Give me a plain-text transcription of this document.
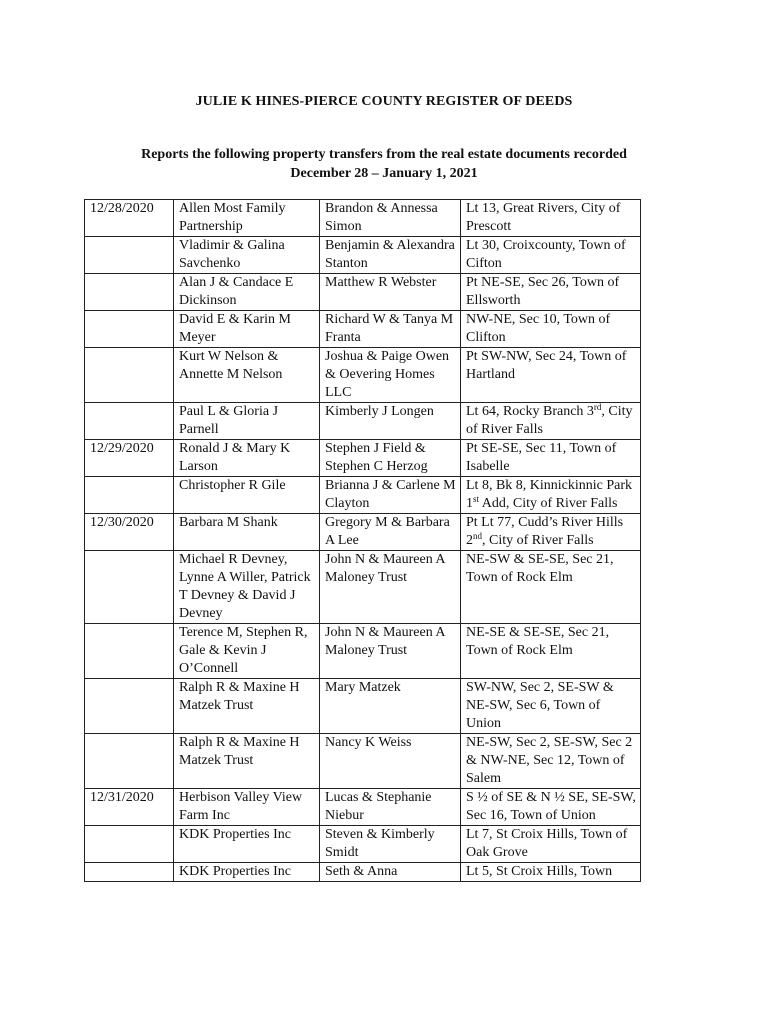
JULIE K HINES-PIERCE COUNTY REGISTER OF DEEDS
Reports the following property transfers from the real estate documents recorded
December 28 – January 1, 2021
12/28/2020	Allen Most Family Partnership	Brandon & Annessa Simon	Lt 13, Great Rivers, City of Prescott
	Vladimir & Galina Savchenko	Benjamin & Alexandra Stanton	Lt 30, Croixcounty, Town of Cifton
	Alan J & Candace E Dickinson	Matthew R Webster	Pt NE-SE, Sec 26, Town of Ellsworth
	David E & Karin M Meyer	Richard W & Tanya M Franta	NW-NE, Sec 10, Town of Clifton
	Kurt W Nelson & Annette M Nelson	Joshua & Paige Owen & Oevering Homes LLC	Pt SW-NW, Sec 24, Town of Hartland
	Paul L & Gloria J Parnell	Kimberly J Longen	Lt 64, Rocky Branch 3rd, City of River Falls
12/29/2020	Ronald J & Mary K Larson	Stephen J Field & Stephen C Herzog	Pt SE-SE, Sec 11, Town of Isabelle
	Christopher R Gile	Brianna J & Carlene M Clayton	Lt 8, Bk 8, Kinnickinnic Park 1st Add, City of River Falls
12/30/2020	Barbara M Shank	Gregory M & Barbara A Lee	Pt Lt 77, Cudd’s River Hills 2nd, City of River Falls
	Michael R Devney, Lynne A Willer, Patrick T Devney & David J Devney	John N & Maureen A Maloney Trust	NE-SW & SE-SE, Sec 21, Town of Rock Elm
	Terence M, Stephen R, Gale & Kevin J O’Connell	John N & Maureen A Maloney Trust	NE-SE & SE-SE, Sec 21, Town of Rock Elm
	Ralph R & Maxine H Matzek Trust	Mary Matzek	SW-NW, Sec 2, SE-SW & NE-SW, Sec 6, Town of Union
	Ralph R & Maxine H Matzek Trust	Nancy K Weiss	NE-SW, Sec 2, SE-SW, Sec 2 & NW-NE, Sec 12, Town of Salem
12/31/2020	Herbison Valley View Farm Inc	Lucas & Stephanie Niebur	S ½ of SE & N ½ SE, SE-SW, Sec 16, Town of Union
	KDK Properties Inc	Steven & Kimberly Smidt	Lt 7, St Croix Hills, Town of Oak Grove
	KDK Properties Inc	Seth & Anna	Lt 5, St Croix Hills, Town
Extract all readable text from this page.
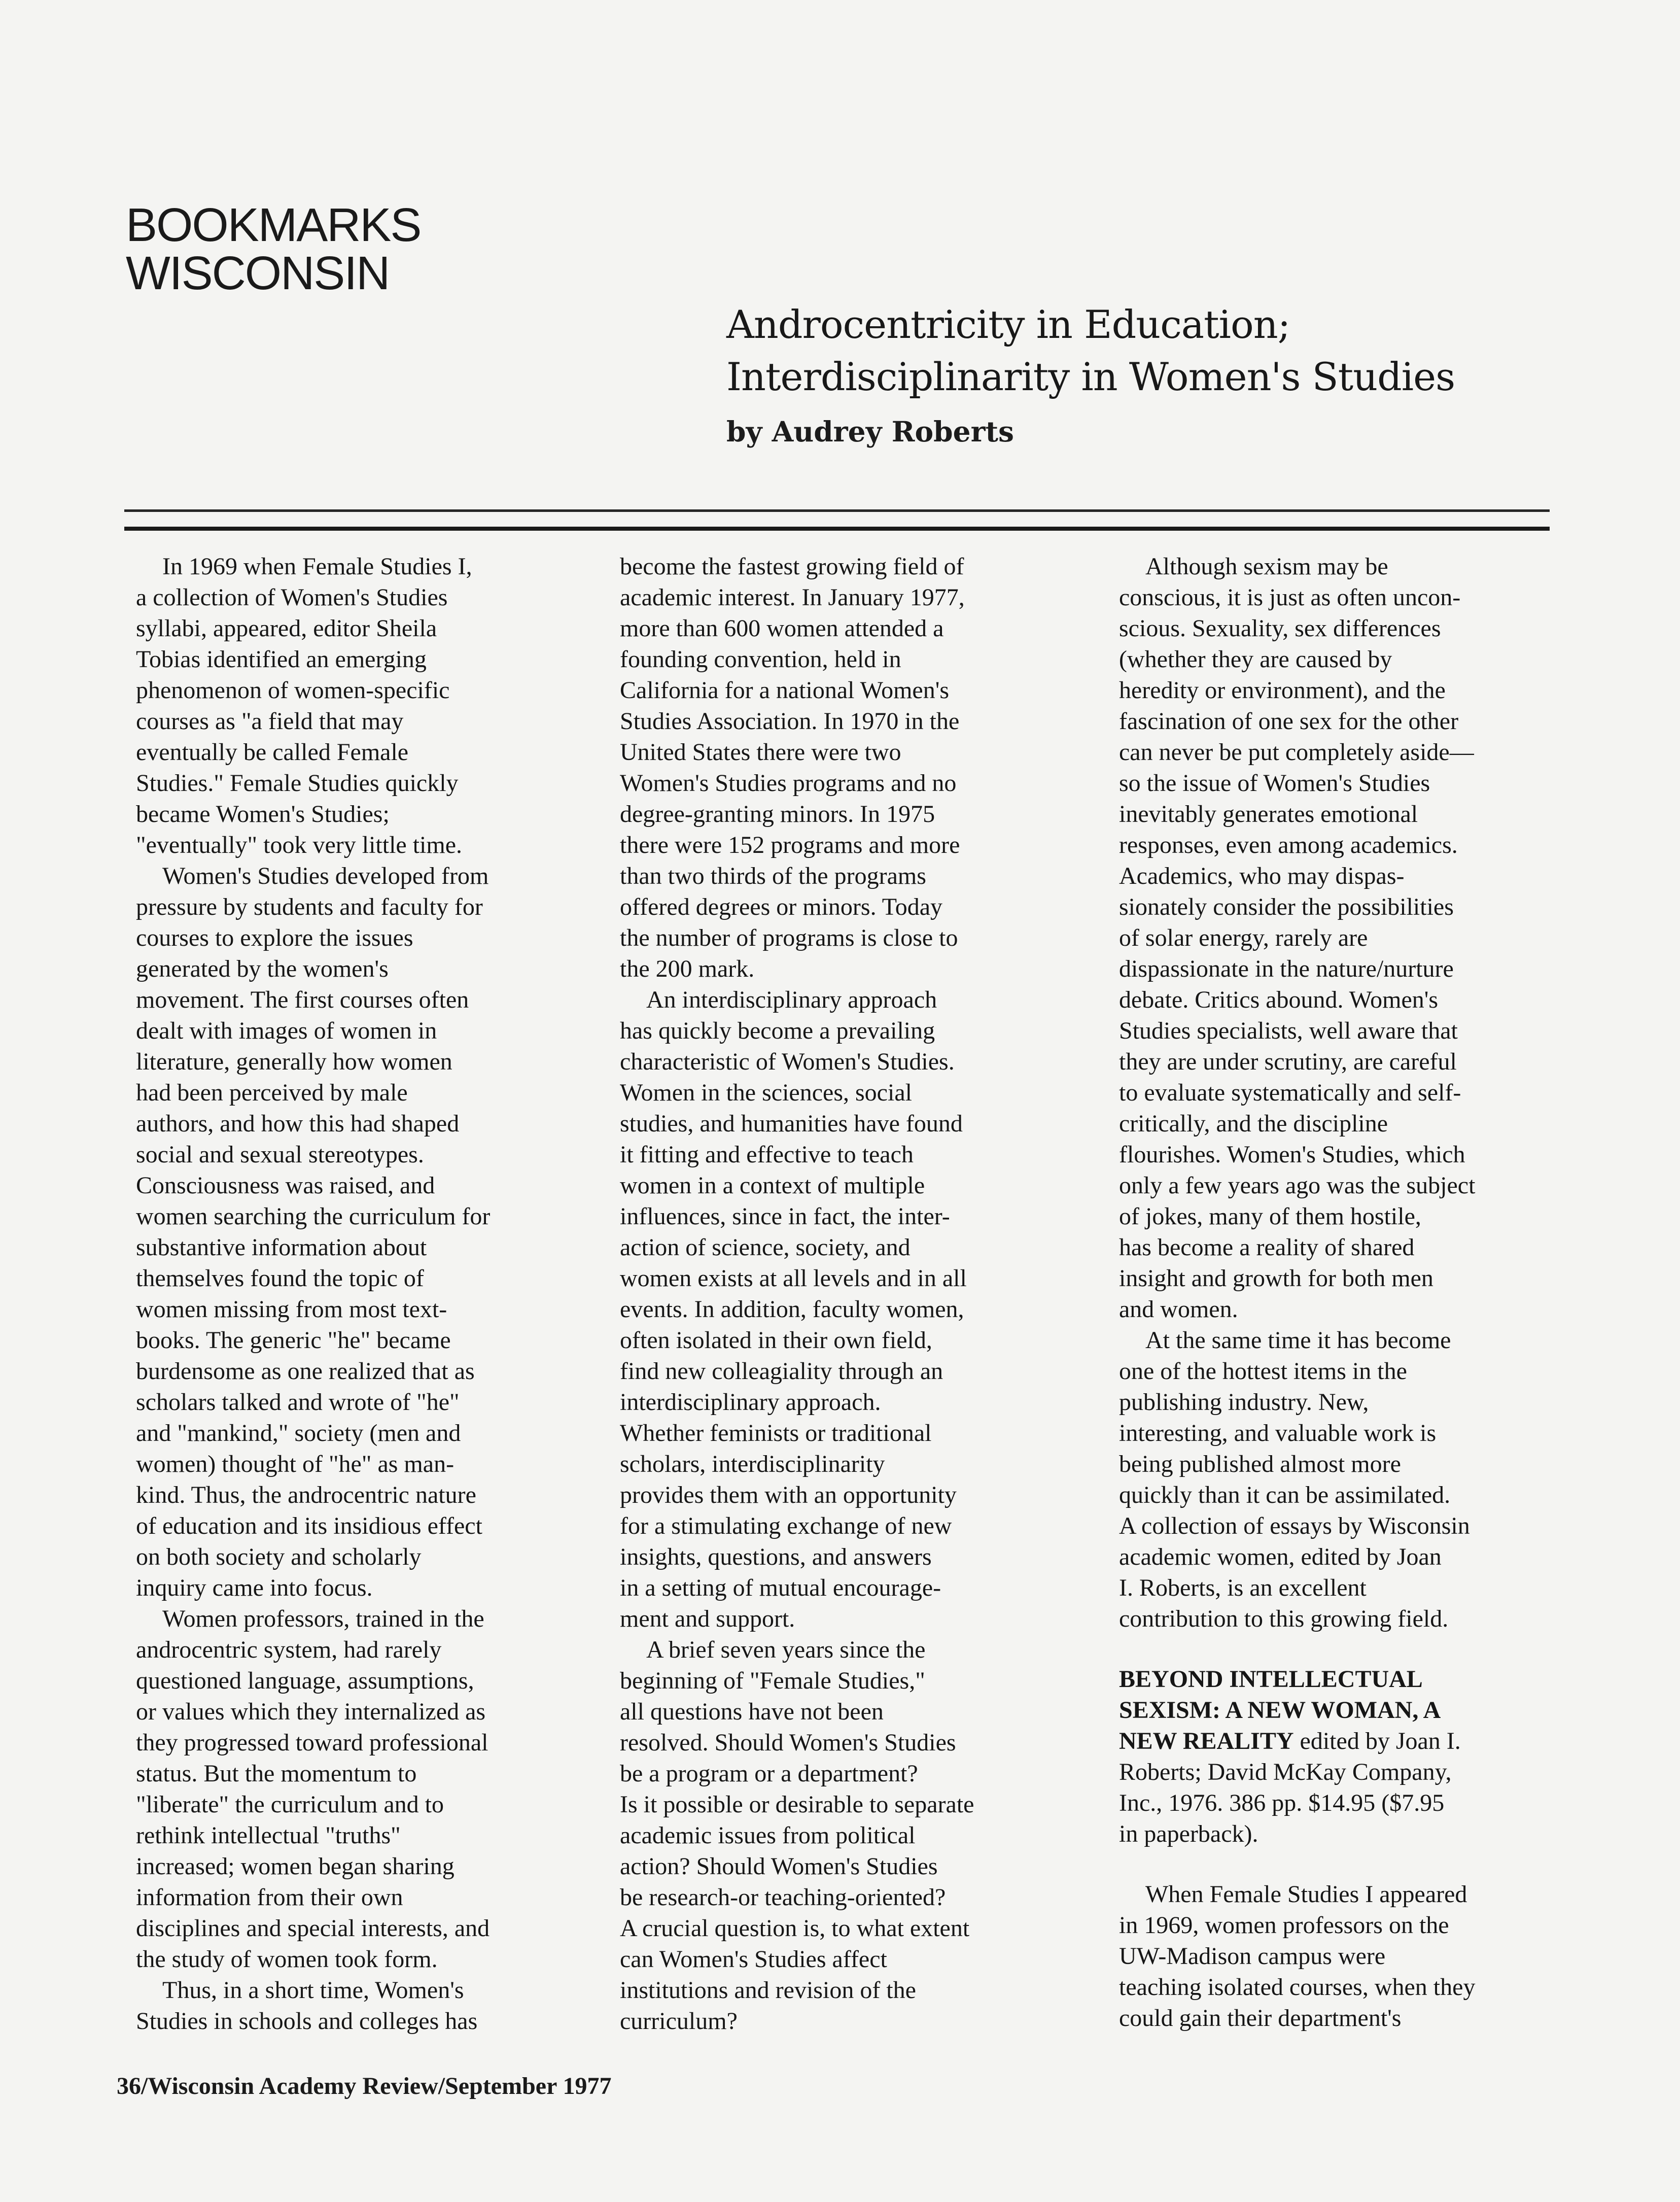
BOOKMARKS
WISCONSIN
Androcentricity in Education;
Interdisciplinarity in Women's Studies
by Audrey Roberts
In 1969 when Female Studies I,
a collection of Women's Studies
syllabi, appeared, editor Sheila
Tobias identified an emerging
phenomenon of women-specific
courses as "a field that may
eventually be called Female
Studies." Female Studies quickly
became Women's Studies;
"eventually" took very little time.
Women's Studies developed from
pressure by students and faculty for
courses to explore the issues
generated by the women's
movement. The first courses often
dealt with images of women in
literature, generally how women
had been perceived by male
authors, and how this had shaped
social and sexual stereotypes.
Consciousness was raised, and
women searching the curriculum for
substantive information about
themselves found the topic of
women missing from most text-
books. The generic "he" became
burdensome as one realized that as
scholars talked and wrote of "he"
and "mankind," society (men and
women) thought of "he" as man-
kind. Thus, the androcentric nature
of education and its insidious effect
on both society and scholarly
inquiry came into focus.
Women professors, trained in the
androcentric system, had rarely
questioned language, assumptions,
or values which they internalized as
they progressed toward professional
status. But the momentum to
"liberate" the curriculum and to
rethink intellectual "truths"
increased; women began sharing
information from their own
disciplines and special interests, and
the study of women took form.
Thus, in a short time, Women's
Studies in schools and colleges has
become the fastest growing field of
academic interest. In January 1977,
more than 600 women attended a
founding convention, held in
California for a national Women's
Studies Association. In 1970 in the
United States there were two
Women's Studies programs and no
degree-granting minors. In 1975
there were 152 programs and more
than two thirds of the programs
offered degrees or minors. Today
the number of programs is close to
the 200 mark.
An interdisciplinary approach
has quickly become a prevailing
characteristic of Women's Studies.
Women in the sciences, social
studies, and humanities have found
it fitting and effective to teach
women in a context of multiple
influences, since in fact, the inter-
action of science, society, and
women exists at all levels and in all
events. In addition, faculty women,
often isolated in their own field,
find new colleagiality through an
interdisciplinary approach.
Whether feminists or traditional
scholars, interdisciplinarity
provides them with an opportunity
for a stimulating exchange of new
insights, questions, and answers
in a setting of mutual encourage-
ment and support.
A brief seven years since the
beginning of "Female Studies,"
all questions have not been
resolved. Should Women's Studies
be a program or a department?
Is it possible or desirable to separate
academic issues from political
action? Should Women's Studies
be research-or teaching-oriented?
A crucial question is, to what extent
can Women's Studies affect
institutions and revision of the
curriculum?
Although sexism may be
conscious, it is just as often uncon-
scious. Sexuality, sex differences
(whether they are caused by
heredity or environment), and the
fascination of one sex for the other
can never be put completely aside—
so the issue of Women's Studies
inevitably generates emotional
responses, even among academics.
Academics, who may dispas-
sionately consider the possibilities
of solar energy, rarely are
dispassionate in the nature/nurture
debate. Critics abound. Women's
Studies specialists, well aware that
they are under scrutiny, are careful
to evaluate systematically and self-
critically, and the discipline
flourishes. Women's Studies, which
only a few years ago was the subject
of jokes, many of them hostile,
has become a reality of shared
insight and growth for both men
and women.
At the same time it has become
one of the hottest items in the
publishing industry. New,
interesting, and valuable work is
being published almost more
quickly than it can be assimilated.
A collection of essays by Wisconsin
academic women, edited by Joan
I. Roberts, is an excellent
contribution to this growing field.
BEYOND INTELLECTUAL
SEXISM: A NEW WOMAN, A
NEW REALITY edited by Joan I.
Roberts; David McKay Company,
Inc., 1976. 386 pp. $14.95 ($7.95
in paperback).
When Female Studies I appeared
in 1969, women professors on the
UW-Madison campus were
teaching isolated courses, when they
could gain their department's
36/Wisconsin Academy Review/September 1977
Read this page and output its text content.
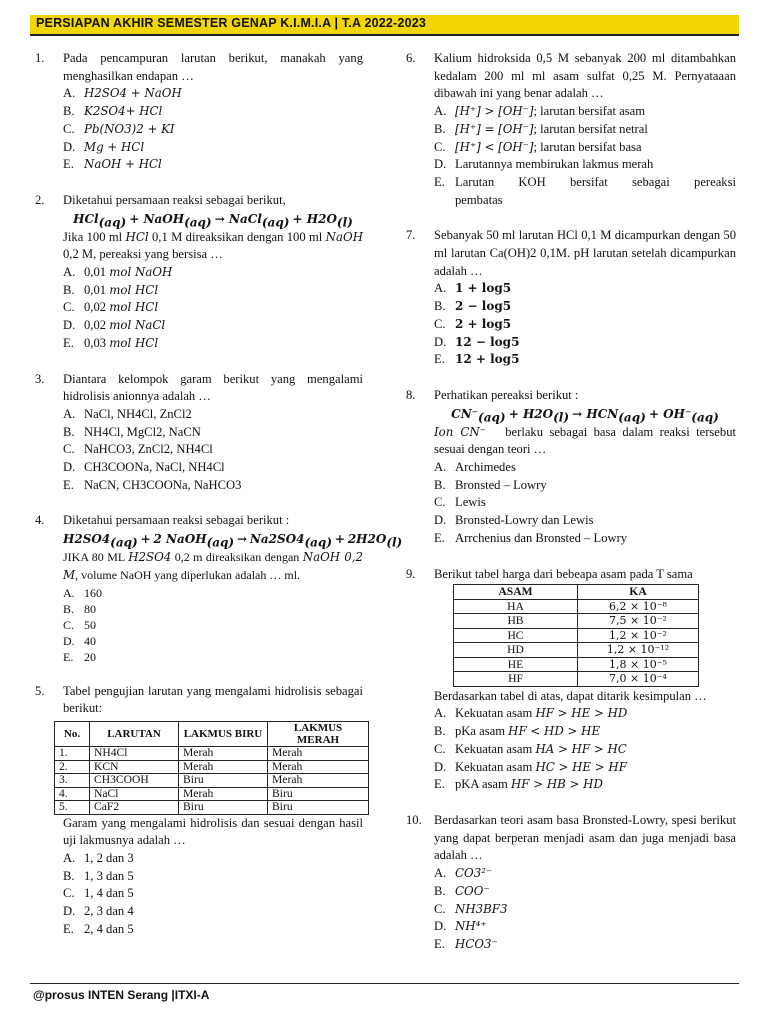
PERSIAPAN AKHIR SEMESTER GENAP K.I.M.I.A | T.A 2022-2023
1. Pada pencampuran larutan berikut, manakah yang menghasilkan endapan …
A. H2SO4 + NaOH
B. K2SO4+ HCl
C. Pb(NO3)2 + KI
D. Mg + HCl
E. NaOH + HCl
2. Diketahui persamaan reaksi sebagai berikut,
HCl$_{(aq)}$ + NaOH$_{(aq)}$ → NaCl$_{(aq)}$ + $H2O_{(l)}$
Jika 100 ml HCl 0,1 M direaksikan dengan 100 ml NaOH 0,2 M, pereaksi yang bersisa …
A. 0,01 mol NaOH
B. 0,01 mol HCl
C. 0,02 mol HCl
D. 0,02 mol NaCl
E. 0,03 mol HCl
3. Diantara kelompok garam berikut yang mengalami hidrolisis anionnya adalah …
A. NaCl, NH4Cl, ZnCl2
B. NH4Cl, MgCl2, NaCN
C. NaHCO3, ZnCl2, NH4Cl
D. CH3COONa, NaCl, NH4Cl
E. NaCN, CH3COONa, NaHCO3
4. Diketahui persamaan reaksi sebagai berikut :
$H2SO4_{(aq)} + 2$ NaOH$_{(aq)}$ → $Na2SO4_{(aq)} + 2H2O_{(l)}$
JIKA 80 ML H2SO4 0,2 m direaksikan dengan NaOH 0,2 M, volume NaOH yang diperlukan adalah … ml.
A. 160
B. 80
C. 50
D. 40
E. 20
5. Tabel pengujian larutan yang mengalami hidrolisis sebagai berikut:
No.	LARUTAN	LAKMUS BIRU	LAKMUS MERAH
1.	NH4Cl	Merah	Merah
2.	KCN	Merah	Merah
3.	CH3COOH	Biru	Merah
4.	NaCl	Merah	Biru
5.	CaF2	Biru	Biru
Garam yang mengalami hidrolisis dan sesuai dengan hasil uji lakmusnya adalah …
A. 1, 2 dan 3
B. 1, 3 dan 5
C. 1, 4 dan 5
D. 2, 3 dan 4
E. 2, 4 dan 5
6. Kalium hidroksida 0,5 M sebanyak 200 ml ditambahkan kedalam 200 ml ml asam sulfat 0,25 M. Pernyataaan dibawah ini yang benar adalah …
A. [H⁺] > [OH⁻]; larutan bersifat asam
B. [H⁺] = [OH⁻]; larutan bersifat netral
C. [H⁺] < [OH⁻]; larutan bersifat basa
D. Larutannya membirukan lakmus merah
E. Larutan KOH bersifat sebagai pereaksi pembatas
7. Sebanyak 50 ml larutan HCl 0,1 M dicampurkan dengan 50 ml larutan Ca(OH)2 0,1M. pH larutan setelah dicampurkan adalah …
A. 1 + log5
B. 2 − log5
C. 2 + log5
D. 12 − log5
E. 12 + log5
8. Perhatikan pereaksi berikut :
$CN^-_{(aq)} + H2O_{(l)} \to HCN_{(aq)} + OH^-_{(aq)}$
Ion CN⁻ berlaku sebagai basa dalam reaksi tersebut sesuai dengan teori …
A. Archimedes
B. Bronsted – Lowry
C. Lewis
D. Bronsted-Lowry dan Lewis
E. Arrchenius dan Bronsted – Lowry
9. Berikut tabel harga dari bebeapa asam pada T sama
ASAM	KA
HA	6,2 × 10⁻⁸
HB	7,5 × 10⁻²
HC	1,2 × 10⁻²
HD	1,2 × 10⁻¹²
HE	1,8 × 10⁻⁵
HF	7,0 × 10⁻⁴
Berdasarkan tabel di atas, dapat ditarik kesimpulan …
A. Kekuatan asam HF > HE > HD
B. pKa asam HF < HD > HE
C. Kekuatan asam HA > HF > HC
D. Kekuatan asam HC > HE > HF
E. pKA asam HF > HB > HD
10. Berdasarkan teori asam basa Bronsted-Lowry, spesi berikut yang dapat berperan menjadi asam dan juga menjadi basa adalah …
A. CO3²⁻
B. COO⁻
C. NH3BF3
D. NH⁴⁺
E. HCO3⁻
@prosus INTEN Serang |ITXI-A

_Stated task:_
Copy out each line of the records that holds the string "hidrolisis".

_Response for this exercise:_
3. Diantara kelompok garam berikut yang mengalami hidrolisis anionnya adalah …
5. Tabel pengujian larutan yang mengalami hidrolisis sebagai berikut:
Garam yang mengalami hidrolisis dan sesuai dengan hasil uji lakmusnya adalah …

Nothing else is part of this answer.